(The task)
Below is a set of records; restate each one word for word.

(Data lines)
>>>>>
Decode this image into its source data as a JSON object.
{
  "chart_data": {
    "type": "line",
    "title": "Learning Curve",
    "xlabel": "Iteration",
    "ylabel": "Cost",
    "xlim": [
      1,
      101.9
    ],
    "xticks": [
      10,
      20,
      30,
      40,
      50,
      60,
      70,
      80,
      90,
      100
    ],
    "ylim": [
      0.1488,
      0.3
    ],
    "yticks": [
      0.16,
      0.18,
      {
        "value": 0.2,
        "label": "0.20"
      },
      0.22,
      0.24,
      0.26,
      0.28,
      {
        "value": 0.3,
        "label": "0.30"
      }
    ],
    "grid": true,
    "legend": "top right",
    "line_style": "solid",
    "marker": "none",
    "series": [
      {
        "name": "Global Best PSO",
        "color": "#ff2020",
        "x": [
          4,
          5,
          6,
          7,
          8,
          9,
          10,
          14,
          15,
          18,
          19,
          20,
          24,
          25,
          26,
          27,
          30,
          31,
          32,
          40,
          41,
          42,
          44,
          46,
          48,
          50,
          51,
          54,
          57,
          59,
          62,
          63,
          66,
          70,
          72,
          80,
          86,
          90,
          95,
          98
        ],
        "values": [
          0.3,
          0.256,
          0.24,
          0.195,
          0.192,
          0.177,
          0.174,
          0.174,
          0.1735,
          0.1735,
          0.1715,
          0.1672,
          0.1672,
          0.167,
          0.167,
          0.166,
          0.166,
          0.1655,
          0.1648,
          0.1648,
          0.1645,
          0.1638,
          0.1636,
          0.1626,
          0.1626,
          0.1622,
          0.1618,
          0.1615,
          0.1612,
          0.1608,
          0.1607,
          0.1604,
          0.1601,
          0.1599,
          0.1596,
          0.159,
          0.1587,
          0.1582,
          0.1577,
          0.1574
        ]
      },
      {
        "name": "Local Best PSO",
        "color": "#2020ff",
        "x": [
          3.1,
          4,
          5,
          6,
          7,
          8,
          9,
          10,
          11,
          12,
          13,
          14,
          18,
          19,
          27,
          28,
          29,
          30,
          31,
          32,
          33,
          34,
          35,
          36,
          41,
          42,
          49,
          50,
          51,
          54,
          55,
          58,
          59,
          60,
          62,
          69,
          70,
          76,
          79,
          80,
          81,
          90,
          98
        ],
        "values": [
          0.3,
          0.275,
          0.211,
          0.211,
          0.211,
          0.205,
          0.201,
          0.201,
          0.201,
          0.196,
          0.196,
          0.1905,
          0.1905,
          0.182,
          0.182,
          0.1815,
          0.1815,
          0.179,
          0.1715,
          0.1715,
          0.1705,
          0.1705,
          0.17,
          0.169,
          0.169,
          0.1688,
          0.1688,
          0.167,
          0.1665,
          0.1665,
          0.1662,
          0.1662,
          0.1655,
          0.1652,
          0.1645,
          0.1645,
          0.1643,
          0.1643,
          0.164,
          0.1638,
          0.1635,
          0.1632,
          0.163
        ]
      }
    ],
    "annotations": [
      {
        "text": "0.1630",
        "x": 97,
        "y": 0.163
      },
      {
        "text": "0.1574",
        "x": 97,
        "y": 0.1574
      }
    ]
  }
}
<<<<<
(Result below)
Decode this image into its source data as a JSON object.
{
  "chart_data": {
    "type": "line",
    "title": "Learning Curve",
    "xlabel": "Iteration",
    "ylabel": "Cost",
    "xlim": [
      1,
      101.9
    ],
    "xticks": [
      10,
      20,
      30,
      40,
      50,
      60,
      70,
      80,
      90,
      100
    ],
    "ylim": [
      0.1488,
      0.3
    ],
    "yticks": [
      0.16,
      0.18,
      {
        "value": 0.2,
        "label": "0.20"
      },
      0.22,
      0.24,
      0.26,
      0.28,
      {
        "value": 0.3,
        "label": "0.30"
      }
    ],
    "grid": true,
    "legend": "top right",
    "line_style": "solid",
    "marker": "none",
    "series": [
      {
        "name": "Global Best PSO",
        "color": "#ff2020",
        "x": [
          4,
          5,
          6,
          7,
          8,
          9,
          10,
          14,
          15,
          18,
          19,
          20,
          24,
          25,
          26,
          27,
          30,
          31,
          32,
          40,
          41,
          42,
          44,
          46,
          48,
          50,
          51,
          54,
          57,
          59,
          62,
          63,
          66,
          70,
          72,
          80,
          86,
          90,
          95,
          98
        ],
        "values": [
          0.3,
          0.256,
          0.24,
          0.195,
          0.192,
          0.177,
          0.174,
          0.174,
          0.1735,
          0.1735,
          0.1715,
          0.1672,
          0.1672,
          0.167,
          0.167,
          0.166,
          0.166,
          0.1655,
          0.1648,
          0.1648,
          0.1645,
          0.1638,
          0.1636,
          0.1626,
          0.1626,
          0.1622,
          0.1618,
          0.1615,
          0.1612,
          0.1608,
          0.1607,
          0.1604,
          0.1601,
          0.1599,
          0.1596,
          0.159,
          0.1587,
          0.1582,
          0.1577,
          0.1574
        ]
      },
      {
        "name": "Local Best PSO",
        "color": "#2020ff",
        "x": [
          3.1,
          4,
          5,
          6,
          7,
          8,
          9,
          10,
          11,
          12,
          13,
          14,
          18,
          19,
          27,
          28,
          29,
          30,
          31,
          32,
          33,
          34,
          35,
          36,
          41,
          42,
          49,
          50,
          51,
          54,
          55,
          58,
          59,
          60,
          62,
          69,
          70,
          76,
          79,
          80,
          81,
          90,
          98
        ],
        "values": [
          0.3,
          0.275,
          0.211,
          0.211,
          0.211,
          0.205,
          0.201,
          0.201,
          0.201,
          0.196,
          0.196,
          0.1905,
          0.1905,
          0.182,
          0.182,
          0.1815,
          0.1815,
          0.179,
          0.1715,
          0.1715,
          0.1705,
          0.1705,
          0.17,
          0.169,
          0.169,
          0.1688,
          0.1688,
          0.167,
          0.1665,
          0.1665,
          0.1662,
          0.1662,
          0.1655,
          0.1652,
          0.1645,
          0.1645,
          0.1643,
          0.1643,
          0.164,
          0.1638,
          0.1635,
          0.1632,
          0.163
        ]
      }
    ],
    "annotations": [
      {
        "text": "0.1630",
        "x": 97,
        "y": 0.163
      },
      {
        "text": "0.1574",
        "x": 97,
        "y": 0.1574
      }
    ]
  }
}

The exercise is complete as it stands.